### [Consigna]
Explica, según el texto sobre el diálogo, por qué este depende más de la paciente escucha que de lo mucho que decimos. Responde en una a tres oraciones.

### [Fragmento propuesto]
────────────────────────────────────────

Ilustración de José Luis Ágreda.
Es posible que el exceso de rencillas, la exagerada violencia entre parejas o entre los miembros del grupo familiar se deba a que hemos ido perdiendo la costumbre de dialogar, de tratar de acudir a la conversación, como un recurso para expresar nuestras molestias o nuestros desacuerdos. Al no darle a la conversación esa importancia nos hemos quedado con el estallido de las emociones y con el ambiguo significar de los sobreentendidos o los irresponsables prejuicios. Si no abogamos por las bondades del diálogo nos iremos acostumbrando a la agresión alevosa o al aislamiento emponzoñado.
El diálogo se deriva de nuestro gusto por el encuentro, por establecer lazos afectivos, por renovar relaciones. Dialogamos para conocer a otras personas y para afianzar determinados vínculos. El diálogo es una de las claves de nuestra sociabilidad y un medio inigualable para que las desavenencias no prosperen o los malentendidos logren subsanarse. Sin el diálogo, sin la conversación, estaríamos condenados al mutismo de la soledad o al ostracismo de los apátridas; mediante el diálogo desahogamos las penas, pedimos ayuda, nos hacemos copartícipes de experiencias ajenas y construimos un relato capaz de darle sentido a nuestra historia y a la de los demás. Quien tiene por hábito dialogar alberga o guarda menos pesadumbre en el corazón y mantiene abiertos los brazos para lo comunitario.
La conversación presupone que la otra persona con quien nos juntamos la consideremos un interlocutor válido. El diálogo empieza con ese reconocimiento y prospera en la medida en que le damos la oportunidad a otro ser para que nos enriquezca, nos interpele, nos amplíe nuestros horizontes. Conversamos para expandir nuestras fronteras y favorecer la retroalimentación, que sigue siendo la mejor forma de vencer nuestro individualismo ególatra. Al dialogar, el “tú” de los demás entra a formar parte del “yo” hasta tornarse en un “nosotros”. Y son los demás, cuando así los aceptamos e incorporamos en la conversación, los que pueden sacarnos de las cárceles del dogmatismo o la testarudez. Porque somos seres dialógicos sabemos que la polifonía es más provechosa y más fértil que el monólogo.
Pero saber dialogar requiere una gran capacidad de escucha. Se es un buen conversador en la medida en que lo que dicen o comentan los contertulios sea significativo e interesante para nosotros. El diálogo no depende tanto de lo mucho que decimos, sino de la paciente escucha que podemos ofrecerle a otra persona. Porque sin esa atención intensa y empática es muy difícil que se logre traspasar la barrera de la confianza. La escucha es la garantía para que en el diálogo aflore la intimidad, se produzca la confesión y se pueda hacer “catarsis” de los dolores que aquejan el alma. Dialogar, por lo mismo, es una asociación espontánea en la que dos o más personas deciden libremente escucharse entre sí para aliviar las cargas de la existencia, compartir un logro, discutir un tema o solazarse, con un buen vino, en los goces de la lúdica de la palabra.

────────────────────────────────────────

### [Datos recopilados]
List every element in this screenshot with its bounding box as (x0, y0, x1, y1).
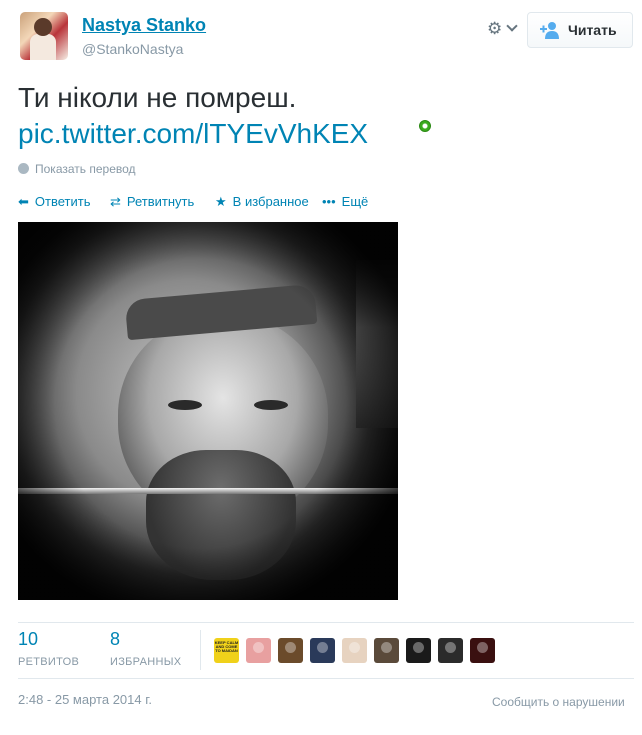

────────────────────────────────────────

### [Ejercicio resuelto]
Sin una atención intensa y empática es muy difícil traspasar la barrera de la confianza. La escucha es la garantía de que en el diálogo aflore la intimidad, se produzca la confesión y se pueda hacer "catarsis" de los dolores que aquejan el alma.